>> begin Provided information

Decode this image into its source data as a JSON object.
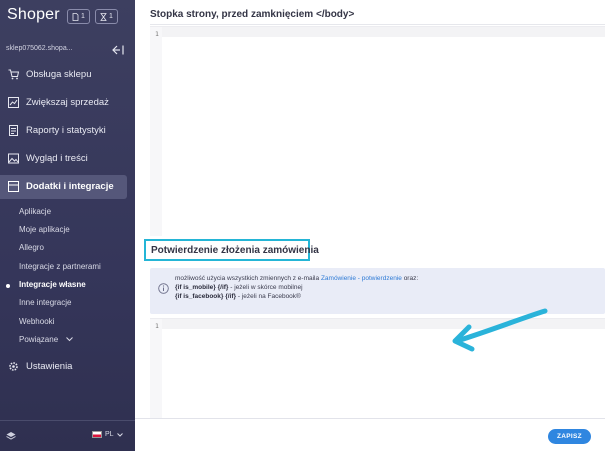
{
  "app": {
    "logo": "Shoper",
    "badge_pages_count": "1",
    "badge_hourglass_count": "1",
    "shop_name": "sklep075062.shopa..."
  },
  "sidebar": {
    "items": [
      {
        "label": "Obsługa sklepu",
        "icon": "cart-icon"
      },
      {
        "label": "Zwiększaj sprzedaż",
        "icon": "chart-icon"
      },
      {
        "label": "Raporty i statystyki",
        "icon": "report-icon"
      },
      {
        "label": "Wygląd i treści",
        "icon": "image-icon"
      },
      {
        "label": "Dodatki i integracje",
        "icon": "addons-icon",
        "active": true
      }
    ],
    "subitems": [
      {
        "label": "Aplikacje"
      },
      {
        "label": "Moje aplikacje"
      },
      {
        "label": "Allegro"
      },
      {
        "label": "Integracje z partnerami"
      },
      {
        "label": "Integracje własne",
        "current": true
      },
      {
        "label": "Inne integracje"
      },
      {
        "label": "Webhooki"
      },
      {
        "label": "Powiązane"
      }
    ],
    "settings_label": "Ustawienia",
    "language": "PL"
  },
  "main": {
    "section1_title": "Stopka strony, przed zamknięciem </body>",
    "editor1_line": "1",
    "section2_title": "Potwierdzenie złożenia zamówienia",
    "info": {
      "line1_prefix": "możliwość użycia wszystkich zmiennych z e-maila",
      "line1_link": "Zamówienie - potwierdzenie",
      "line1_suffix": "oraz:",
      "line2_code": "{if is_mobile}     {/if}",
      "line2_desc": "- jeżeli w skórce mobilnej",
      "line3_code": "{if is_facebook}     {/if}",
      "line3_desc": "- jeżeli na Facebook®"
    },
    "editor2_line": "1",
    "save_label": "ZAPISZ"
  },
  "colors": {
    "sidebar_bg": "#3d3f60",
    "highlight_border": "#24b5d6",
    "arrow": "#2ab3da",
    "link": "#2f7bd6",
    "save_button": "#2f86e0"
  }
}
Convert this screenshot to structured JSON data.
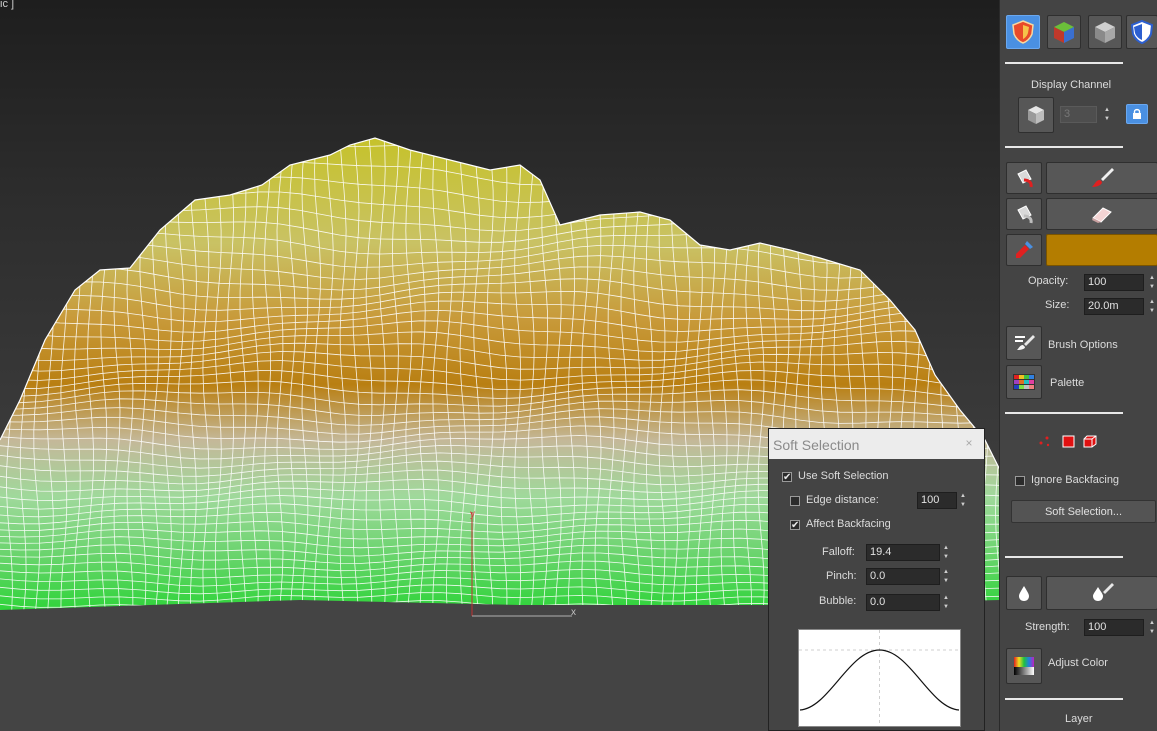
{
  "viewport": {
    "label": "ic ]",
    "axis_x": "x",
    "axis_y": "y"
  },
  "command_panel": {
    "tabs": [
      {
        "icon": "vertex-paint-shield-icon"
      },
      {
        "icon": "color-cube-icon"
      },
      {
        "icon": "gray-cube-icon"
      },
      {
        "icon": "blue-shield-icon"
      }
    ],
    "display_channel": {
      "label": "Display Channel",
      "value": "3",
      "lock_icon": "lock-icon"
    },
    "paint": {
      "brush_icon": "paintbrush-icon",
      "erase_icon": "eraser-icon",
      "picker_icon": "eyedropper-icon",
      "color": "#b47d00"
    },
    "opacity": {
      "label": "Opacity:",
      "value": "100"
    },
    "size": {
      "label": "Size:",
      "value": "20.0m"
    },
    "brush_options_label": "Brush Options",
    "palette_label": "Palette",
    "ignore_backfacing": {
      "label": "Ignore Backfacing",
      "checked": false
    },
    "soft_selection_button": "Soft Selection...",
    "strength": {
      "label": "Strength:",
      "value": "100"
    },
    "adjust_color_label": "Adjust Color",
    "layer_label": "Layer"
  },
  "soft_selection_dialog": {
    "title": "Soft Selection",
    "close": "×",
    "use_soft_selection": {
      "label": "Use Soft Selection",
      "checked": true
    },
    "edge_distance": {
      "label": "Edge distance:",
      "checked": false,
      "value": "100"
    },
    "affect_backfacing": {
      "label": "Affect Backfacing",
      "checked": true
    },
    "falloff": {
      "label": "Falloff:",
      "value": "19.4"
    },
    "pinch": {
      "label": "Pinch:",
      "value": "0.0"
    },
    "bubble": {
      "label": "Bubble:",
      "value": "0.0"
    }
  },
  "colors": {
    "terrain_top": "#c6c22c",
    "terrain_mid": "#b97f12",
    "terrain_low": "#8fd88a",
    "terrain_base": "#2fd43a",
    "paint_swatch": "#b47d00",
    "selection_highlight": "#4a90e2"
  }
}
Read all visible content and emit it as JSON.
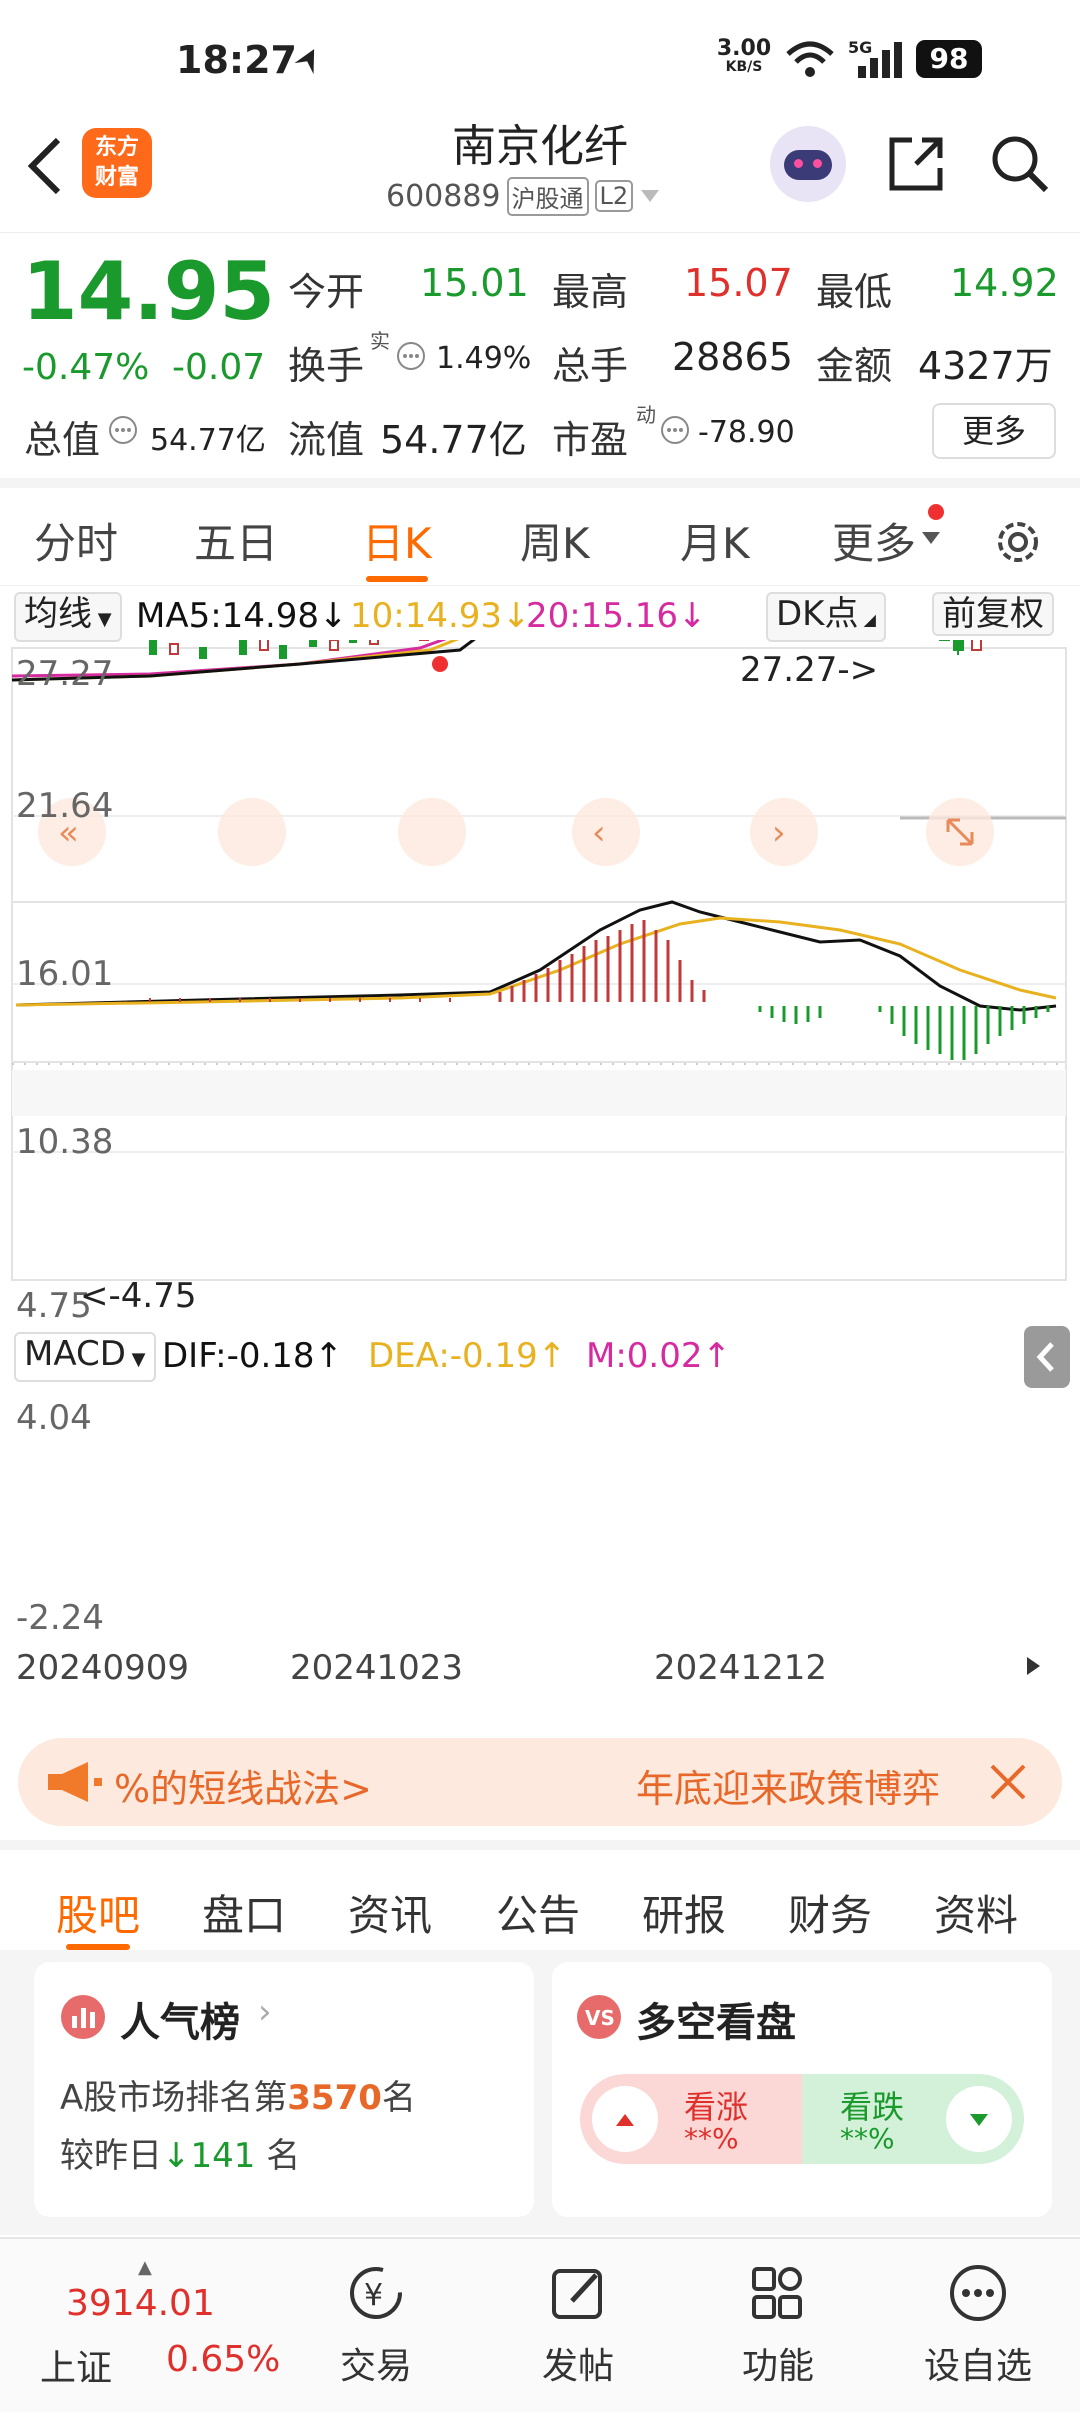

>> end Provided information

On how many lines does the word "true" appear? Answer with only the number.

4